- Goal
Find each line holding "Проектирования" and copy it out.

- Saved data entries
===============
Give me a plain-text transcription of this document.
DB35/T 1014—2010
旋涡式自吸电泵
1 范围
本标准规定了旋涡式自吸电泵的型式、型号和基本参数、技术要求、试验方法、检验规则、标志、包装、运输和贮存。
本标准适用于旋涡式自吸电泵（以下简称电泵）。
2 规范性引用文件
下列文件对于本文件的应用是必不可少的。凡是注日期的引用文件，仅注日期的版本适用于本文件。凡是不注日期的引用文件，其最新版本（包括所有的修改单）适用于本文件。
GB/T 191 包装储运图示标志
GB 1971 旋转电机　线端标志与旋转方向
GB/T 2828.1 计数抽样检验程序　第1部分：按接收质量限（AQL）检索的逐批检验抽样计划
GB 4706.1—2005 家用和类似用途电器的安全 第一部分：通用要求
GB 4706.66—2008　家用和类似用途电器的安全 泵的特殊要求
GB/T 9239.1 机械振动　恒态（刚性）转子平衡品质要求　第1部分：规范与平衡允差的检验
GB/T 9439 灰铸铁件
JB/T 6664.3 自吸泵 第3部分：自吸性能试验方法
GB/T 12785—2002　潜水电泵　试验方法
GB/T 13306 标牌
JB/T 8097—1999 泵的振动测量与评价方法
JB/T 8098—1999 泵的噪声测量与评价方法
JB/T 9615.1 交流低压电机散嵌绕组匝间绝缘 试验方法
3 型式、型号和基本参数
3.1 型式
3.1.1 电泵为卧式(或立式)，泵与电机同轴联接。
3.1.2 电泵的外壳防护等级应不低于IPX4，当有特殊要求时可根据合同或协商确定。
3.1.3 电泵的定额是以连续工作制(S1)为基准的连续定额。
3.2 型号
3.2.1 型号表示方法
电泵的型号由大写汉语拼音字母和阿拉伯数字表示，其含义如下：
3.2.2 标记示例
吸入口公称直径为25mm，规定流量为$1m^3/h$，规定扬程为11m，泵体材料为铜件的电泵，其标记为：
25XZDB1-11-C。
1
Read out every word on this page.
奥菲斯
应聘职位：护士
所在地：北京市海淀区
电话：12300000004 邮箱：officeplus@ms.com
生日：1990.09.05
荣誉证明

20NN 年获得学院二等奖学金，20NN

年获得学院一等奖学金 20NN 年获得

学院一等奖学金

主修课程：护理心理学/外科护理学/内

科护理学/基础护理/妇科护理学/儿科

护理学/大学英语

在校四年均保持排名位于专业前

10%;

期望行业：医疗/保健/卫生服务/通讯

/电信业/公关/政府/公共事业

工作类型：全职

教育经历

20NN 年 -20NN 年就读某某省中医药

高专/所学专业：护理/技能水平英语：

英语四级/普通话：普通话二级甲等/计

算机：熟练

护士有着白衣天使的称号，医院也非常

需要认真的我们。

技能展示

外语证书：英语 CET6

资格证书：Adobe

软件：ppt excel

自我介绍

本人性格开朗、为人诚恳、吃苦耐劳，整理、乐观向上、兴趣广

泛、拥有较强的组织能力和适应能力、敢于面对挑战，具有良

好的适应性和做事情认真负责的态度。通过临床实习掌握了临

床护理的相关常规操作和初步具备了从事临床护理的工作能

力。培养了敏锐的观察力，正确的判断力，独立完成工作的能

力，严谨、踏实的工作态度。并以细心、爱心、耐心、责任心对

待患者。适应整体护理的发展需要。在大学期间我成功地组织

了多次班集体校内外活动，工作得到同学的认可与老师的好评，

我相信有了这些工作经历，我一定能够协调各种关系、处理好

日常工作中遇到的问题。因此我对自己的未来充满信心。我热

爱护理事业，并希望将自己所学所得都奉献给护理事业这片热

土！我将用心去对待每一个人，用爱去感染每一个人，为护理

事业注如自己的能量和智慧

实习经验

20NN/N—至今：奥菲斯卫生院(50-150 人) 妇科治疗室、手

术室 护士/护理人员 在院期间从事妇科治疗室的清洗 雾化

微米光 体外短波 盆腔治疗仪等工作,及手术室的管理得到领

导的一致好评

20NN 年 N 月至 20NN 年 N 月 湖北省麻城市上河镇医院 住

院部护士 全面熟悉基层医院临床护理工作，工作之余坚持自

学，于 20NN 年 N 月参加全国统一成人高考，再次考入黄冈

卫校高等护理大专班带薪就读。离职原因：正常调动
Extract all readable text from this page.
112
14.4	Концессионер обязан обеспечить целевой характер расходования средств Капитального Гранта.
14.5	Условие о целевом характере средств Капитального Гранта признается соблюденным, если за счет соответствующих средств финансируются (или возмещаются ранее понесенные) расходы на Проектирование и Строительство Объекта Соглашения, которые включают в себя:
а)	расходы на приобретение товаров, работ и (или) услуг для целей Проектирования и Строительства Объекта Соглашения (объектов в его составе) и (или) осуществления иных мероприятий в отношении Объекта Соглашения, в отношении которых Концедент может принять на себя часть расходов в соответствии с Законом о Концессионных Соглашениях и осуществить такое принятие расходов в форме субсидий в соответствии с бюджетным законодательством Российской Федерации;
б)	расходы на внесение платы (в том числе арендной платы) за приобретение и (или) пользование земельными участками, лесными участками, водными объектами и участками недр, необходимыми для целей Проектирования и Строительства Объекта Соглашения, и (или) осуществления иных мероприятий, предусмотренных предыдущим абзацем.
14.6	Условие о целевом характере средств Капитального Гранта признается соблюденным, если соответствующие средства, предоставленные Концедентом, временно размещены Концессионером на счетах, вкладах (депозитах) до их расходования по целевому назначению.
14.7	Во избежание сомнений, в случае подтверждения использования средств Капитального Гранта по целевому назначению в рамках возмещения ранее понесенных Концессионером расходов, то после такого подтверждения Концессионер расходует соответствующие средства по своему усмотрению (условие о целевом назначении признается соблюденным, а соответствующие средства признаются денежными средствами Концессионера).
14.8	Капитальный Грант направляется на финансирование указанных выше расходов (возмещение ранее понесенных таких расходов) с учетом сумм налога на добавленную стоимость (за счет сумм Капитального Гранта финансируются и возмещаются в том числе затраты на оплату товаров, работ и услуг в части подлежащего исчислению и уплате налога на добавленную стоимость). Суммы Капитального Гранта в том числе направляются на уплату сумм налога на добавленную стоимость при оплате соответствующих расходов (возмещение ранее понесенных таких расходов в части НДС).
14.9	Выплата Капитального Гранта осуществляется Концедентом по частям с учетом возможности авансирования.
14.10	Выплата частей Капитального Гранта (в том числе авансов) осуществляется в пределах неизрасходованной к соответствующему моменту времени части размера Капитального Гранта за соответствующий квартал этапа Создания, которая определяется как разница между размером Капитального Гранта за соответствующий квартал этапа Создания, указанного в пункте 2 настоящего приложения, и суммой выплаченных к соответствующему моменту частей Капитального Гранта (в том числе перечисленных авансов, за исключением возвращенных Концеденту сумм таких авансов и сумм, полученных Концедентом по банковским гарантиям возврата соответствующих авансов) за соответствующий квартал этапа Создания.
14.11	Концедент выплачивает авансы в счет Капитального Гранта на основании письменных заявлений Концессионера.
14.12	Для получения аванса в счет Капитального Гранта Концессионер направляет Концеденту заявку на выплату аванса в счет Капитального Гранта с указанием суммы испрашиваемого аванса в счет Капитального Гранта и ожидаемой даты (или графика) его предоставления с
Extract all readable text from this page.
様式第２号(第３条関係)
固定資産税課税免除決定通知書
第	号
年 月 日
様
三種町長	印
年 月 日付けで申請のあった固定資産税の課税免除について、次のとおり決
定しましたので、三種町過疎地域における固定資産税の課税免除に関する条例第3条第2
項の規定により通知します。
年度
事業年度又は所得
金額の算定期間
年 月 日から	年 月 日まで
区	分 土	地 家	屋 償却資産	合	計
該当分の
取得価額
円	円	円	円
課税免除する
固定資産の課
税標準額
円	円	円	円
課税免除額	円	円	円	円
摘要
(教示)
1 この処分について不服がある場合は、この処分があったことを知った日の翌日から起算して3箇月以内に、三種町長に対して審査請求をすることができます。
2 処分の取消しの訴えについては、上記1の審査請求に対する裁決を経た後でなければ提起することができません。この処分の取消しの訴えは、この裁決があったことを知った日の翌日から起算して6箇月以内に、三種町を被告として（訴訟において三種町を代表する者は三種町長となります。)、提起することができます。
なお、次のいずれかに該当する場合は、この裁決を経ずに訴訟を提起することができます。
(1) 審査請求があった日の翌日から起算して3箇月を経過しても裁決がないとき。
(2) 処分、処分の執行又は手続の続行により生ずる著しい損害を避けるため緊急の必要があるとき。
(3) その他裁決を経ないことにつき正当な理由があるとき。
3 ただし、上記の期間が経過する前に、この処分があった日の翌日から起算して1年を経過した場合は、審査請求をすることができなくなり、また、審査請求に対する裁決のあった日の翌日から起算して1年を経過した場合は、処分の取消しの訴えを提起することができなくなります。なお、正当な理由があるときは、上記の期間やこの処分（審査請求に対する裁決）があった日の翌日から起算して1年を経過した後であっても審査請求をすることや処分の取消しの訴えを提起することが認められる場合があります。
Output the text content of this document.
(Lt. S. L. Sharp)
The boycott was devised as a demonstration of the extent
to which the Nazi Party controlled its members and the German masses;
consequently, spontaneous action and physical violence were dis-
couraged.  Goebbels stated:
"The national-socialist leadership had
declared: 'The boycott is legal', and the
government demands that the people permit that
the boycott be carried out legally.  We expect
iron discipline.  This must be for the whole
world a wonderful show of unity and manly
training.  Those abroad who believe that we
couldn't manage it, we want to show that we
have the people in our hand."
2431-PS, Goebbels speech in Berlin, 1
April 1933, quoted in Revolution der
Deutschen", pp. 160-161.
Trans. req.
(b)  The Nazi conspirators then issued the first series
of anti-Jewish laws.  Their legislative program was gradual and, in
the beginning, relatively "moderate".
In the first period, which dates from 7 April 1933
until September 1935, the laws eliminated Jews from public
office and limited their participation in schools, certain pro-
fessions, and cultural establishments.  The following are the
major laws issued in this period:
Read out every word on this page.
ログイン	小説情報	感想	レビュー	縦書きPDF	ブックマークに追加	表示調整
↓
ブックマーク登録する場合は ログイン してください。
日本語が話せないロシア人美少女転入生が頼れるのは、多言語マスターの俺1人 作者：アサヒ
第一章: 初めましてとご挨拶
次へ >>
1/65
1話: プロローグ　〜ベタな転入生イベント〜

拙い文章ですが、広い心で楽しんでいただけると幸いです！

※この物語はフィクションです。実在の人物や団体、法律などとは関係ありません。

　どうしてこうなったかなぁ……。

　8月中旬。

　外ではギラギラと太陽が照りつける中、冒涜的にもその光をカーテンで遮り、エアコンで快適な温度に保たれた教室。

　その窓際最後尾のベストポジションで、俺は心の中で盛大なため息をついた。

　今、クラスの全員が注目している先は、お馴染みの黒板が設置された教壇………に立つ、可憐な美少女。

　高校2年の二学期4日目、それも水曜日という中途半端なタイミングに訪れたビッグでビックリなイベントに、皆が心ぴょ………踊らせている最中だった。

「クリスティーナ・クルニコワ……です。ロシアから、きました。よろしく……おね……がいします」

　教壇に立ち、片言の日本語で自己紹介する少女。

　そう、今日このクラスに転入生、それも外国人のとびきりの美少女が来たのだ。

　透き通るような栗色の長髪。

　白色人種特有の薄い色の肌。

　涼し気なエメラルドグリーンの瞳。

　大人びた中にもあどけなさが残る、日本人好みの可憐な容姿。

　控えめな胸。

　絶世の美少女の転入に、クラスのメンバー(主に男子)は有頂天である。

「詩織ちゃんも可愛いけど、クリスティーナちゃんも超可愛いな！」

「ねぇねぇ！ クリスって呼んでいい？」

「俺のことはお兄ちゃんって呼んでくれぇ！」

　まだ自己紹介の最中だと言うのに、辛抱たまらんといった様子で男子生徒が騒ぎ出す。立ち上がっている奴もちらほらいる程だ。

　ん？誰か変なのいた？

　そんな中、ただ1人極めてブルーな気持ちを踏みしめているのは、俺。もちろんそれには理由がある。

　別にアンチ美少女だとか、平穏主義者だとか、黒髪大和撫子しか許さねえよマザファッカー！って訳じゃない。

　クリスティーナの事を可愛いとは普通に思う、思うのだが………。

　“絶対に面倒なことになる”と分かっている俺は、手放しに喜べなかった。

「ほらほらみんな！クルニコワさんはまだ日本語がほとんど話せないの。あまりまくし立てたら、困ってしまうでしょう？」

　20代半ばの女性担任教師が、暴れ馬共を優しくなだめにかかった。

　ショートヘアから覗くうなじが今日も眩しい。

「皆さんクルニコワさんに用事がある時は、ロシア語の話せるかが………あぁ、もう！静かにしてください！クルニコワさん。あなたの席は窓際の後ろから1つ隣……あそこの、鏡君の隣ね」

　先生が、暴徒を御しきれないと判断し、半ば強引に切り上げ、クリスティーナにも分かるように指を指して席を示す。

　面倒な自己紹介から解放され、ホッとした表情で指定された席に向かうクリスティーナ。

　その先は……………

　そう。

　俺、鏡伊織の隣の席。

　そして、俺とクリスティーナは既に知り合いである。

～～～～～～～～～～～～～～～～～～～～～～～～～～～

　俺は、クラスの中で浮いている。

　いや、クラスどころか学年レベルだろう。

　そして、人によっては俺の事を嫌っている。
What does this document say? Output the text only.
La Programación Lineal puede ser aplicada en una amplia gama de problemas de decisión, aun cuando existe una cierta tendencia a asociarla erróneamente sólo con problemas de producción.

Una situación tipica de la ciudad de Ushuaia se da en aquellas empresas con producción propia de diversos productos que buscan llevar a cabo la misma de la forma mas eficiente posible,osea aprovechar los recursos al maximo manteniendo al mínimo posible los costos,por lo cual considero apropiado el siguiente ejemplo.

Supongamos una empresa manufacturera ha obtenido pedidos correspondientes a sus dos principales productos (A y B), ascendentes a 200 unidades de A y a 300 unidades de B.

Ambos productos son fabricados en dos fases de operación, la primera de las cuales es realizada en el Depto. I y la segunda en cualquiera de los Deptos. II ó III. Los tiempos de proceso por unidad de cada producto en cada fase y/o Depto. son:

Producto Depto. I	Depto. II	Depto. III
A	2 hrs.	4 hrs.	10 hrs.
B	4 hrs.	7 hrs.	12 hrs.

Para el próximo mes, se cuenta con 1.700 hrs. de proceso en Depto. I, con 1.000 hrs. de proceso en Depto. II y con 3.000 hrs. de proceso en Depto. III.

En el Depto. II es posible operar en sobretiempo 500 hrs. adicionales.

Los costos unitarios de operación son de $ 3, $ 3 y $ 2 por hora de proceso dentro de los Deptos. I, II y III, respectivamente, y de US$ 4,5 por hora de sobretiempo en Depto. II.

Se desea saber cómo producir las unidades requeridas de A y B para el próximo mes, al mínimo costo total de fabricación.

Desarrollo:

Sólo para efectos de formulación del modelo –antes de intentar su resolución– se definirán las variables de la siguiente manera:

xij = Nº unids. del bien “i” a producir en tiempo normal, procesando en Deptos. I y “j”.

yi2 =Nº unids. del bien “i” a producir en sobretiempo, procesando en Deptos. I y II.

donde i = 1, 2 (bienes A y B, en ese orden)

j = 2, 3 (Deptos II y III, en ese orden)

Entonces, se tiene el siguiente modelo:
===============
- Reply
а)	расходы на приобретение товаров, работ и (или) услуг для целей Проектирования и Строительства Объекта Соглашения (объектов в его составе) и (или) осуществления иных мероприятий в отношении Объекта Соглашения, в отношении которых Концедент может принять на себя часть расходов в соответствии с Законом о Концессионных Соглашениях и осуществить такое принятие расходов в форме субсидий в соответствии с бюджетным законодательством Российской Федерации;
б)	расходы на внесение платы (в том числе арендной платы) за приобретение и (или) пользование земельными участками, лесными участками, водными объектами и участками недр, необходимыми для целей Проектирования и Строительства Объекта Соглашения, и (или) осуществления иных мероприятий, предусмотренных предыдущим абзацем.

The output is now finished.